- What needs to be done:
Identify, in the records below, every line where the string "pushed" appears, and copy each such line.

- Stored rows:
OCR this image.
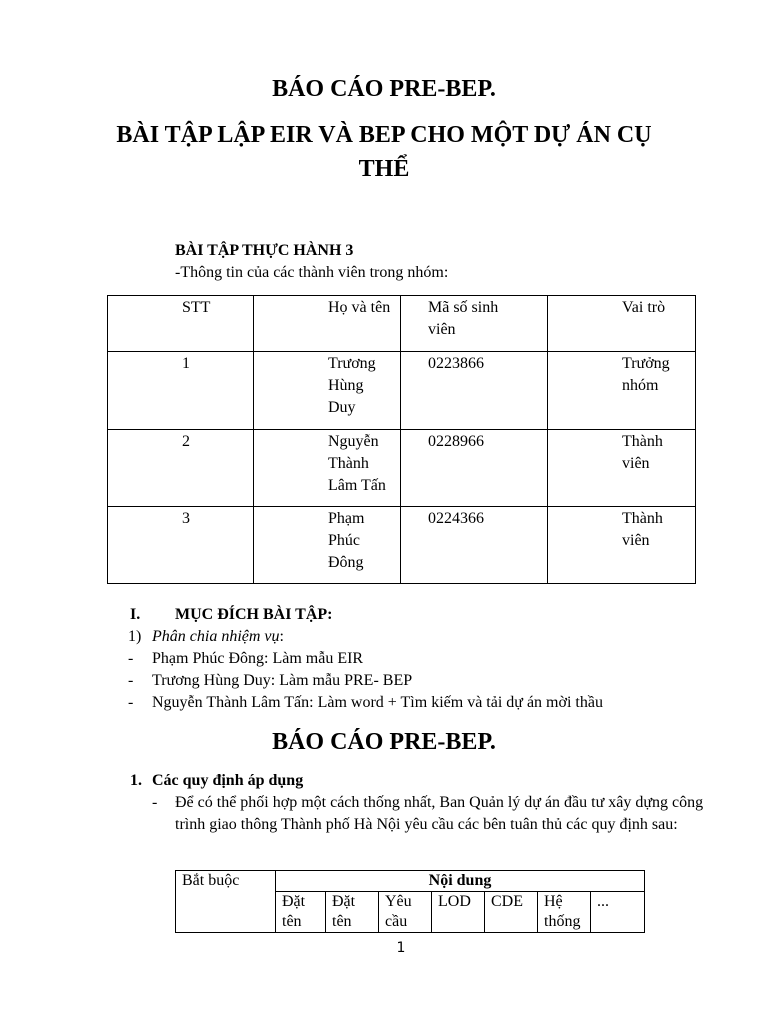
BÁO CÁO PRE-BEP.
BÀI TẬP LẬP EIR VÀ BEP CHO MỘT DỰ ÁN CỤ THỂ
BÀI TẬP THỰC HÀNH 3
-Thông tin của các thành viên trong nhóm:
STT	Họ và tên	Mã số sinh viên	Vai trò

1	Trương Hùng Duy	0223866	Trưởng nhóm

2	Nguyễn Thành Lâm Tấn	0228966	Thành viên

3	Phạm Phúc Đông	0224366	Thành viên
I. MỤC ĐÍCH BÀI TẬP:
1) Phân chia nhiệm vụ:
- Phạm Phúc Đông: Làm mẫu EIR
- Trương Hùng Duy: Làm mẫu PRE- BEP
- Nguyễn Thành Lâm Tấn: Làm word + Tìm kiếm và tải dự án mời thầu
BÁO CÁO PRE-BEP.
1. Các quy định áp dụng
- Để có thể phối hợp một cách thống nhất, Ban Quản lý dự án đầu tư xây dựng công trình giao thông Thành phố Hà Nội yêu cầu các bên tuân thủ các quy định sau:
Bắt buộc	Nội dung						
	Đặt tên	Đặt tên	Yêu cầu	LOD	CDE	Hệ thống	...
1
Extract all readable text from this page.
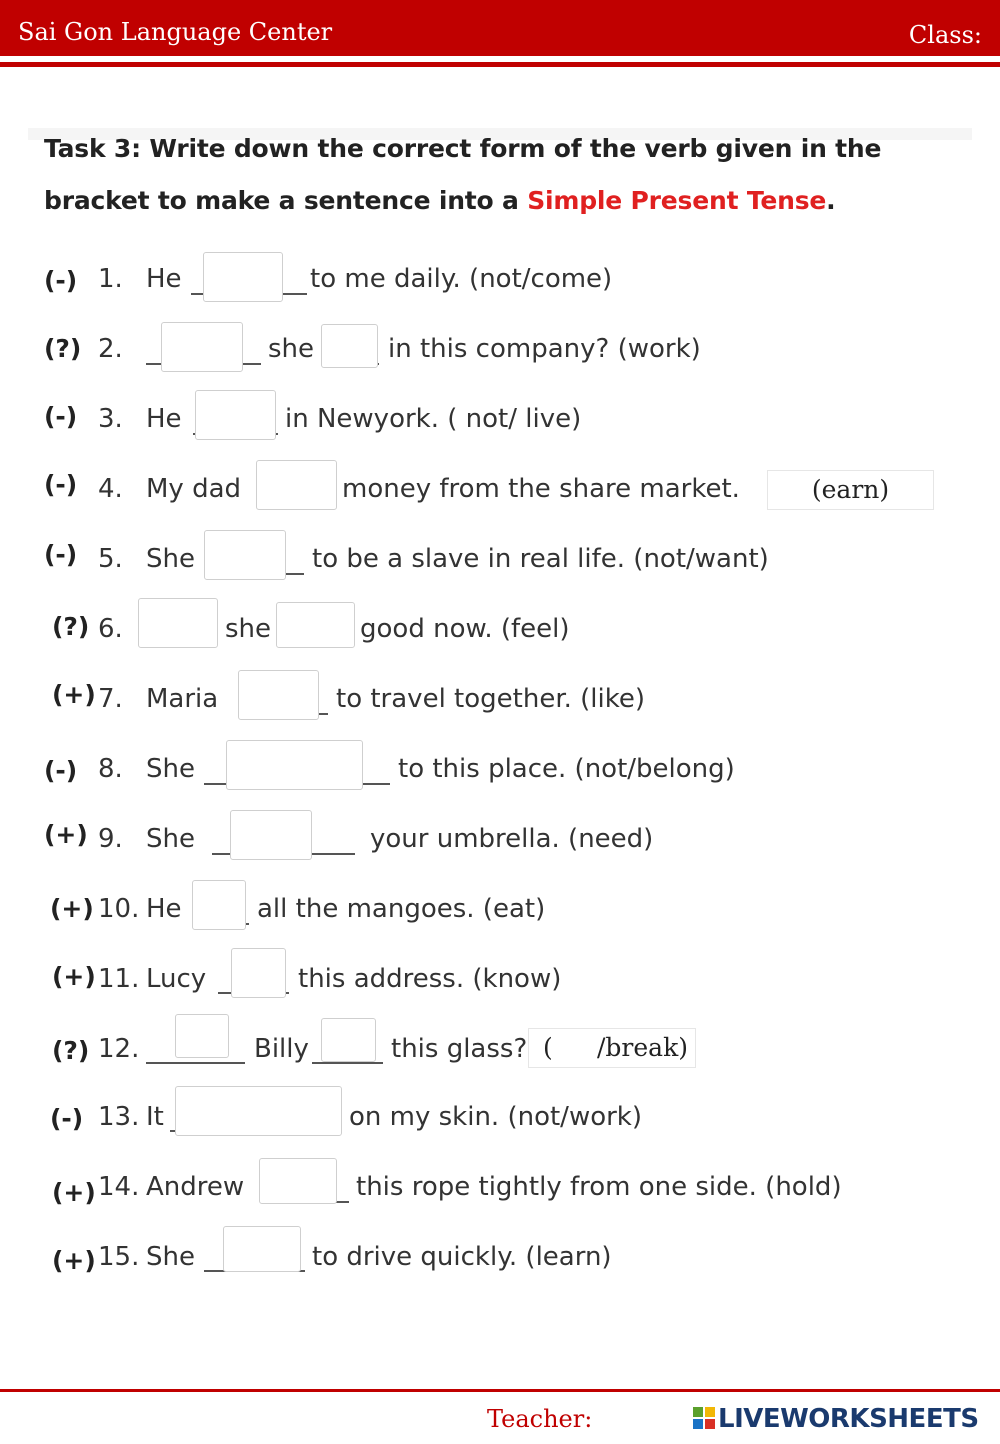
Sai Gon Language Center	Class:
Task 3: Write down the correct form of the verb given in the
bracket to make a sentence into a Simple Present Tense.
(-) 1. He	to me daily. (not/come)
(?) 2.	she	in this company? (work)
(-) 3. He	in Newyork. ( not/ live)
(-) 4. My dad	money from the share market.	(earn)
(-) 5. She	to be a slave in real life. (not/want)
(?) 6.	she	good now. (feel)
(+) 7. Maria	to travel together. (like)
(-) 8. She	to this place. (not/belong)
(+) 9. She	your umbrella. (need)
(+) 10. He	all the mangoes. (eat)
(+) 11. Lucy	this address. (know)
(?) 12.	Billy	this glass? ( /break)
(-) 13. It	on my skin. (not/work)
(+) 14. Andrew	this rope tightly from one side. (hold)
(+) 15. She	to drive quickly. (learn)
Teacher:	LIVEWORKSHEETS
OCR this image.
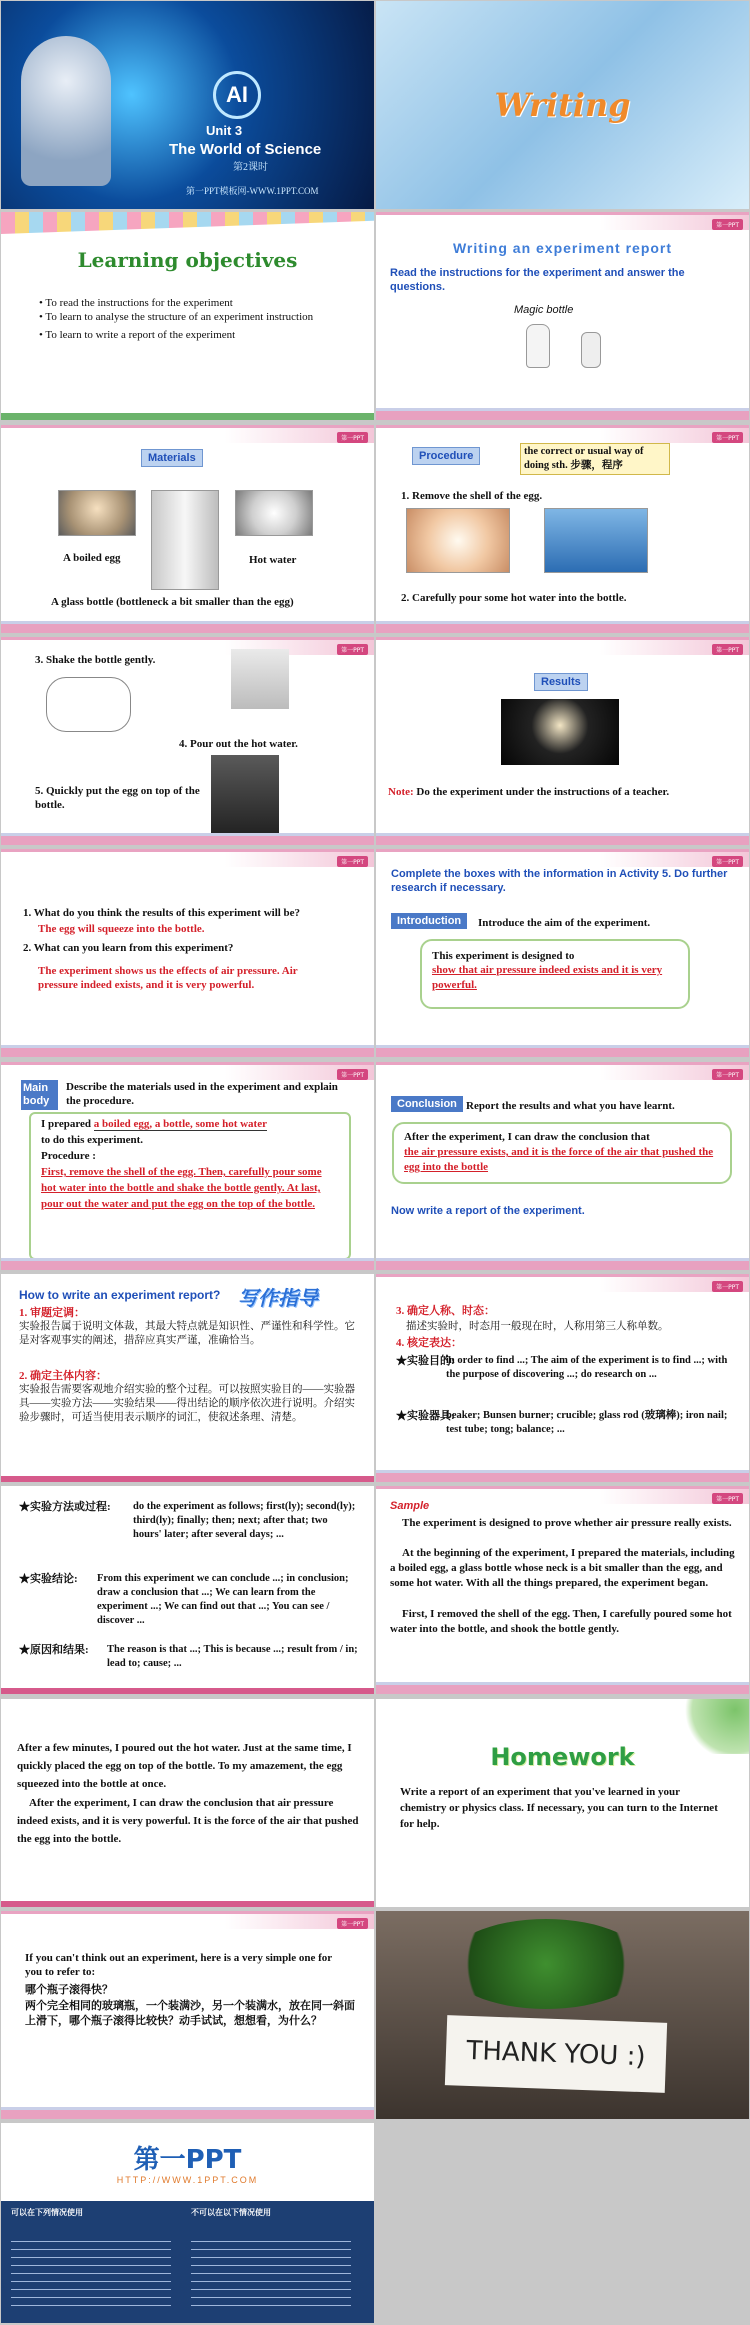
AI
Unit 3
The World of Science
第2课时
第一PPT模板网-WWW.1PPT.COM
Writing
Learning objectives
• To read the instructions for the experiment
• To learn to analyse the structure of an experiment instruction
• To learn to write a report of the experiment
第一PPT
Writing an experiment report
Read the instructions for the experiment and answer the questions.
Magic bottle
第一PPT
Materials
A boiled egg	Hot water
A glass bottle (bottleneck a bit smaller than the egg)
第一PPT
Procedure	the correct or usual way of doing sth. 步骤，程序
1. Remove the shell of the egg.
2. Carefully pour some hot water into the bottle.
第一PPT
3. Shake the bottle gently.
4. Pour out the hot water.
5. Quickly put the egg on top of the bottle.
第一PPT
Results
Note: Do the experiment under the instructions of a teacher.
第一PPT
1. What do you think the results of this experiment will be?
The egg will squeeze into the bottle.
2. What can you learn from this experiment?
The experiment shows us the effects of air pressure. Air pressure indeed exists, and it is very powerful.
第一PPT
Complete the boxes with the information in Activity 5. Do further research if necessary.
Introduction	Introduce the aim of the experiment.
This experiment is designed to
show that air pressure indeed exists and it is very powerful.
第一PPT
Main body
Describe the materials used in the experiment and explain the procedure.
I prepared a boiled egg, a bottle, some hot water
to do this experiment.
Procedure :
First, remove the shell of the egg. Then, carefully pour some hot water into the bottle and shake the bottle gently. At last, pour out the water and put the egg on the top of the bottle.
第一PPT
Conclusion Report the results and what you have learnt.
After the experiment, I can draw the conclusion that
the air pressure exists, and it is the force of the air that pushed the egg into the bottle
Now write a report of the experiment.
How to write an experiment report? 写作指导
1. 审题定调：
实验报告属于说明文体裁，其最大特点就是知识性、严谨性和科学性。它是对客观事实的阐述，措辞应真实严谨，准确恰当。
2. 确定主体内容：
实验报告需要客观地介绍实验的整个过程。可以按照实验目的——实验器具——实验方法——实验结果——得出结论的顺序依次进行说明。介绍实验步骤时，可适当使用表示顺序的词汇，使叙述条理、清楚。
第一PPT
3. 确定人称、时态：
描述实验时，时态用一般现在时，人称用第三人称单数。
4. 核定表达：
★实验目的:
in order to find ...; The aim of the experiment is to find ...; with the purpose of discovering ...; do research on ...
★实验器具:
beaker; Bunsen burner; crucible; glass rod (玻璃棒); iron nail; test tube; tong; balance; ...
★实验方法或过程: do the experiment as follows; first(ly); second(ly); third(ly); finally; then; next; after that; two hours' later; after several days; ...
★实验结论: From this experiment we can conclude ...; in conclusion; draw a conclusion that ...; We can learn from the experiment ...; We can find out that ...; You can see / discover ...
★原因和结果: The reason is that ...; This is because ...; result from / in; lead to; cause; ...
第一PPT
Sample
The experiment is designed to prove whether air pressure really exists.
At the beginning of the experiment, I prepared the materials, including a boiled egg, a glass bottle whose neck is a bit smaller than the egg, and some hot water. With all the things prepared, the experiment began.
First, I removed the shell of the egg. Then, I carefully poured some hot water into the bottle, and shook the bottle gently.
After a few minutes, I poured out the hot water. Just at the same time, I quickly placed the egg on top of the bottle. To my amazement, the egg squeezed into the bottle at once.
After the experiment, I can draw the conclusion that air pressure indeed exists, and it is very powerful. It is the force of the air that pushed the egg into the bottle.
Homework
Write a report of an experiment that you've learned in your chemistry or physics class. If necessary, you can turn to the Internet for help.
第一PPT
If you can't think out an experiment, here is a very simple one for you to refer to:
哪个瓶子滚得快？
两个完全相同的玻璃瓶，一个装满沙，另一个装满水，放在同一斜面上滑下，哪个瓶子滚得比较快？动手试试，想想看，为什么？
THANK YOU :)
第一PPT
HTTP://WWW.1PPT.COM
可以在下列情况使用	不可以在以下情况使用
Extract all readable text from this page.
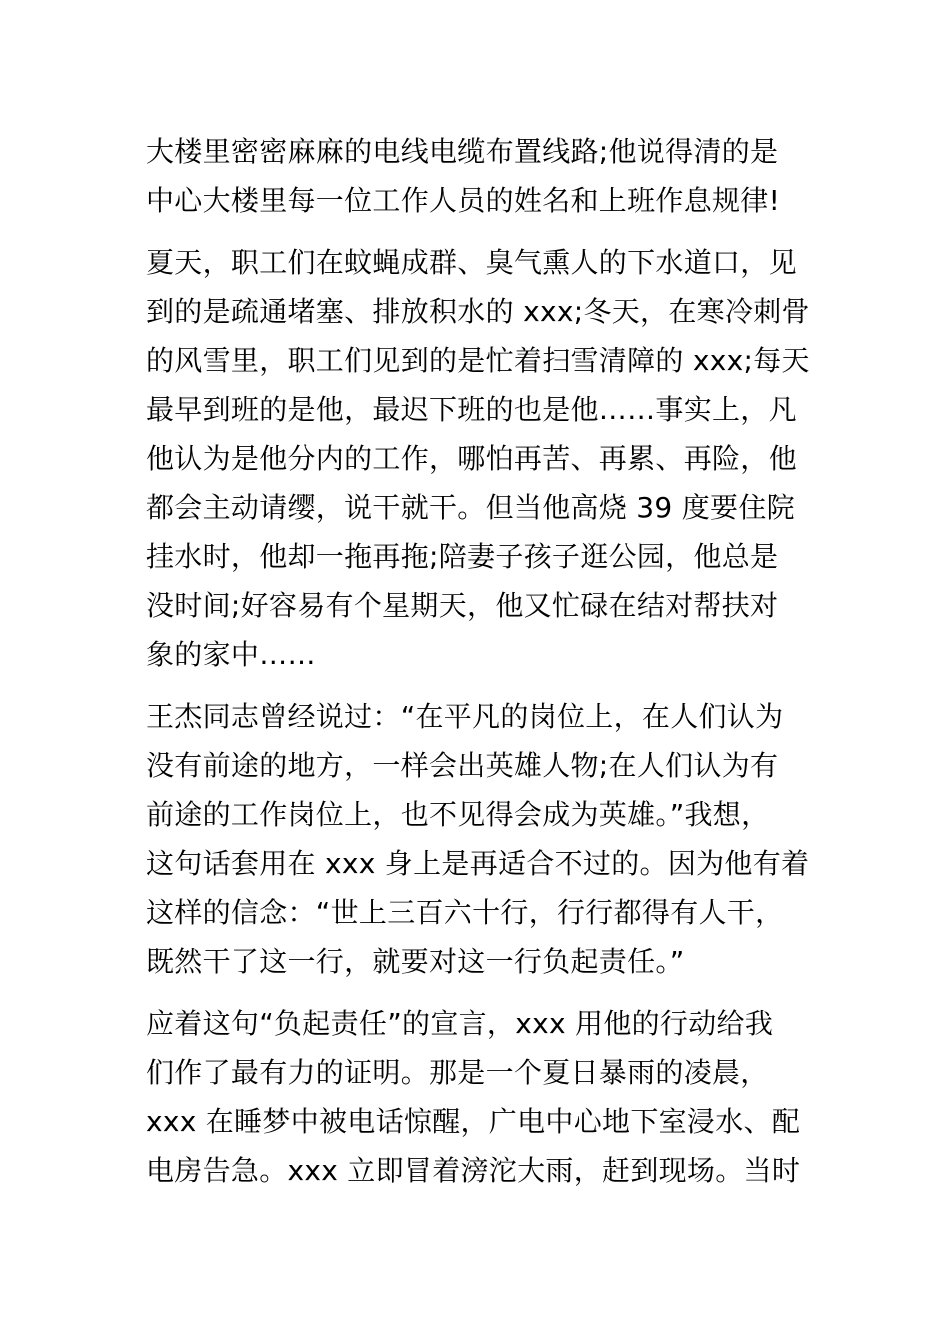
大楼里密密麻麻的电线电缆布置线路;他说得清的是
中心大楼里每一位工作人员的姓名和上班作息规律!
夏天，职工们在蚊蝇成群、臭气熏人的下水道口，见
到的是疏通堵塞、排放积水的 xxx;冬天，在寒冷刺骨
的风雪里，职工们见到的是忙着扫雪清障的 xxx;每天
最早到班的是他，最迟下班的也是他……事实上，凡
他认为是他分内的工作，哪怕再苦、再累、再险，他
都会主动请缨，说干就干。但当他高烧 39 度要住院
挂水时，他却一拖再拖;陪妻子孩子逛公园，他总是
没时间;好容易有个星期天，他又忙碌在结对帮扶对
象的家中……
王杰同志曾经说过：“在平凡的岗位上，在人们认为
没有前途的地方，一样会出英雄人物;在人们认为有
前途的工作岗位上，也不见得会成为英雄。”我想，
这句话套用在 xxx 身上是再适合不过的。因为他有着
这样的信念：“世上三百六十行，行行都得有人干，
既然干了这一行，就要对这一行负起责任。”
应着这句“负起责任”的宣言，xxx 用他的行动给我
们作了最有力的证明。那是一个夏日暴雨的凌晨，
xxx 在睡梦中被电话惊醒，广电中心地下室浸水、配
电房告急。xxx 立即冒着滂沱大雨，赶到现场。当时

- The result:
the air pressure exists, and it is the force of the air that pushed the egg into the bottle
After the experiment, I can draw the conclusion that air pressure indeed exists, and it is very powerful. It is the force of the air that pushed the egg into the bottle.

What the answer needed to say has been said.